**Exercise objective**
Locate every line below that contains the word "procureur" and copy it.

**Input for this task**
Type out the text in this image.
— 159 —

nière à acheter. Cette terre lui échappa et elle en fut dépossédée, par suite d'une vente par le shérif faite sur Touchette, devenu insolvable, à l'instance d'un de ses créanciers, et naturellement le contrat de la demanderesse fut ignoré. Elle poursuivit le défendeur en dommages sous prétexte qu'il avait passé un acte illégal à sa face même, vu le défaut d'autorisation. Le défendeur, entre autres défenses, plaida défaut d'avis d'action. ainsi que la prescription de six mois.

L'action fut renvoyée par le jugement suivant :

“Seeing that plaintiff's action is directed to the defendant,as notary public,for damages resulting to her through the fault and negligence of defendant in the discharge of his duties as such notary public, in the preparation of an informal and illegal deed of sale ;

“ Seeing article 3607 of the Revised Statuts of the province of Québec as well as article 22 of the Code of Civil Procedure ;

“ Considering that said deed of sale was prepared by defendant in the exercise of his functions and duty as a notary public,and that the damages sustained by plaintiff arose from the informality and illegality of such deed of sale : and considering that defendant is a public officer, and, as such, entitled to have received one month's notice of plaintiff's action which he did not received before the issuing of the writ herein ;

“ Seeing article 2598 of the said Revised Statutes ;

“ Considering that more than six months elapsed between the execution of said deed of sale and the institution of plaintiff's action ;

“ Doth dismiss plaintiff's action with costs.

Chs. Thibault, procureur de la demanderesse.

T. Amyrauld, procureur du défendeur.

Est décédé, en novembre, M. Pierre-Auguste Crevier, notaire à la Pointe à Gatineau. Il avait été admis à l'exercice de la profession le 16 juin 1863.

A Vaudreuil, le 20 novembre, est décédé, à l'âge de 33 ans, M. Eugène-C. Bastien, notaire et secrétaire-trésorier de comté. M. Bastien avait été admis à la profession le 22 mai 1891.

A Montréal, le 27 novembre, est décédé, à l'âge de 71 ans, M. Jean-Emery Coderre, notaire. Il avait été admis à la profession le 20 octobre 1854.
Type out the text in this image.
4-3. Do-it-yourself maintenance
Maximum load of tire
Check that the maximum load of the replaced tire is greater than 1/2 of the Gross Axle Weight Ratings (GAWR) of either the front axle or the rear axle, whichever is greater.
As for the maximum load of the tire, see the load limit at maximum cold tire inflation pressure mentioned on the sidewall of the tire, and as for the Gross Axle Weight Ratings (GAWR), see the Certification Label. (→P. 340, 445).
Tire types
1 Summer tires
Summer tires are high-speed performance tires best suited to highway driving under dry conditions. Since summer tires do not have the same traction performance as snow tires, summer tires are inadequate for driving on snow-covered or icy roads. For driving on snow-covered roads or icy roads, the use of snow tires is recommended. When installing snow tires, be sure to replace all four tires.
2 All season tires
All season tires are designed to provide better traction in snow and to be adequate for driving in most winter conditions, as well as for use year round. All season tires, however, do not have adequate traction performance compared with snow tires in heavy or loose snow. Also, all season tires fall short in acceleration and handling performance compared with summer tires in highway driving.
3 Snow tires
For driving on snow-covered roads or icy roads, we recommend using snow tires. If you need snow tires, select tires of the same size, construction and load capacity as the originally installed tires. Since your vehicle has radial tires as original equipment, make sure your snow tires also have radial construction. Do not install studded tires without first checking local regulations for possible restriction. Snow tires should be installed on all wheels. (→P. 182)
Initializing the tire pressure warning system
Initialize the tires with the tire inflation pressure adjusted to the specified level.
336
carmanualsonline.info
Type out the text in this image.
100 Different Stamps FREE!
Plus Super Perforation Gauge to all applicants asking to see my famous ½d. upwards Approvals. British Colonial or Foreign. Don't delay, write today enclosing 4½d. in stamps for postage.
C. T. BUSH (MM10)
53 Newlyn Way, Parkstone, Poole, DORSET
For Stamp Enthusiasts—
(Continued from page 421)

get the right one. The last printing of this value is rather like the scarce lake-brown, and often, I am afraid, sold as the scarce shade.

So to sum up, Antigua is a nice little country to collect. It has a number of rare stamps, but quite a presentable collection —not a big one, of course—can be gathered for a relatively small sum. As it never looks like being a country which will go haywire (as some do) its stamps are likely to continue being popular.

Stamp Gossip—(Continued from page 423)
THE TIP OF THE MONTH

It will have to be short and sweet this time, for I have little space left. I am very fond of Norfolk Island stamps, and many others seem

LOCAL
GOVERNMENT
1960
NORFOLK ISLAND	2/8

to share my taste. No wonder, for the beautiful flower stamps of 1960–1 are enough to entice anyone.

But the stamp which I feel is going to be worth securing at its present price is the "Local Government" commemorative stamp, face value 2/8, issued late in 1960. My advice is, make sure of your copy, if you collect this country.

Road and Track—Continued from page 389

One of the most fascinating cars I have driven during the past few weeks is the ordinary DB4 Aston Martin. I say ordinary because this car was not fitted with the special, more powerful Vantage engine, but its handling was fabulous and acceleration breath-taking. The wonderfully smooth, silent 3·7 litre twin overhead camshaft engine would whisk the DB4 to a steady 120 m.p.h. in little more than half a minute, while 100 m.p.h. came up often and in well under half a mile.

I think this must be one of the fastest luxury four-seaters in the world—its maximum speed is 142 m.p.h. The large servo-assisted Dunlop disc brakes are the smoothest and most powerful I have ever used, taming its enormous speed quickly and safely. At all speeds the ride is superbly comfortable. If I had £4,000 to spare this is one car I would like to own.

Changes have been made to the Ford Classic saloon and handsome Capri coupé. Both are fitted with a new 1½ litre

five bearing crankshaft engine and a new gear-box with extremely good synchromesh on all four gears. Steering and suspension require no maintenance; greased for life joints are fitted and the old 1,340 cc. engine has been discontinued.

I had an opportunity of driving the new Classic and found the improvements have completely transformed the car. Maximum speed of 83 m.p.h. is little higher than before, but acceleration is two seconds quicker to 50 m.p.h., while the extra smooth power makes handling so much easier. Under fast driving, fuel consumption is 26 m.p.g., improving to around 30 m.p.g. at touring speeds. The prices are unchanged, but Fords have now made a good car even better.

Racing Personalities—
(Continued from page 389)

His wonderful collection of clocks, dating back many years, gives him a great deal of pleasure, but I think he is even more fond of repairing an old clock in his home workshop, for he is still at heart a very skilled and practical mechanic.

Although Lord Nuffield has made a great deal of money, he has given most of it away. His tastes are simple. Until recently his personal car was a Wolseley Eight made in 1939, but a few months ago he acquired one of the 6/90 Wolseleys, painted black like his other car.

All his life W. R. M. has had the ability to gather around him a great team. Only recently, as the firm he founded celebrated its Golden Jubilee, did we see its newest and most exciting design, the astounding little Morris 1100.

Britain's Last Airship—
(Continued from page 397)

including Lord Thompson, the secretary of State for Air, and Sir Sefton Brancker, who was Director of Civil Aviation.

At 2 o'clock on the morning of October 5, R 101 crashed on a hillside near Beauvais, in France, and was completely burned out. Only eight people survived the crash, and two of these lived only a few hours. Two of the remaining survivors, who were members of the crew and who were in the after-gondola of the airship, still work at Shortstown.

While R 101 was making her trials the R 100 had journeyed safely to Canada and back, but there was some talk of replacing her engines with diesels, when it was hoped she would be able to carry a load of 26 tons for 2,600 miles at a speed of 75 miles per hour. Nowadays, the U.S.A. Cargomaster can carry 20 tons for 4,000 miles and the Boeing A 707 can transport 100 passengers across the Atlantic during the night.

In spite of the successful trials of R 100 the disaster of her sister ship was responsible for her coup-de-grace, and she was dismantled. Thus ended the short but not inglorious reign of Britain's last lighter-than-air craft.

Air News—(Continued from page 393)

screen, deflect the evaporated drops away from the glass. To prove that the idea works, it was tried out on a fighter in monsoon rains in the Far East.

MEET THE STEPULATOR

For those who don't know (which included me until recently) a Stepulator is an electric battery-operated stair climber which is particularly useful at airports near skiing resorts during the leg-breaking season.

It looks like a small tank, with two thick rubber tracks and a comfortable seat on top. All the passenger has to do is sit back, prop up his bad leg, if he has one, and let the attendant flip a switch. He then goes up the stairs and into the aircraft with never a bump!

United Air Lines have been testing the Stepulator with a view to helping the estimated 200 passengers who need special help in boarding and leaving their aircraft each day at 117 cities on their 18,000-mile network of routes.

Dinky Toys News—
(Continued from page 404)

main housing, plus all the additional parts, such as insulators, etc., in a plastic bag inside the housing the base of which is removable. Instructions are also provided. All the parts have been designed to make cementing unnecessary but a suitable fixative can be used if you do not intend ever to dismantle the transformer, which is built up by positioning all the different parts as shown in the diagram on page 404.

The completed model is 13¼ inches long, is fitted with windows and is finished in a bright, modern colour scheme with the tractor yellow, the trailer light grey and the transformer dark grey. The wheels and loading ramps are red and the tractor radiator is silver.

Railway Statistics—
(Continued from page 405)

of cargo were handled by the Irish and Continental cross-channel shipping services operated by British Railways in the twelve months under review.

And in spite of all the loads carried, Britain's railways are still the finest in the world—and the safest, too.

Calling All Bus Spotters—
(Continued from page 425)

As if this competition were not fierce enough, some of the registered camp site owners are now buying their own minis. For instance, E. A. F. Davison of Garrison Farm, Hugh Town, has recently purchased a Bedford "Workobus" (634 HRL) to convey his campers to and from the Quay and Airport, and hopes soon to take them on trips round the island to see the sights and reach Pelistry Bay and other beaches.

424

**Answer to the problem**
Chs. Thibault, procureur de la demanderesse.
T. Amyrauld, procureur du défendeur.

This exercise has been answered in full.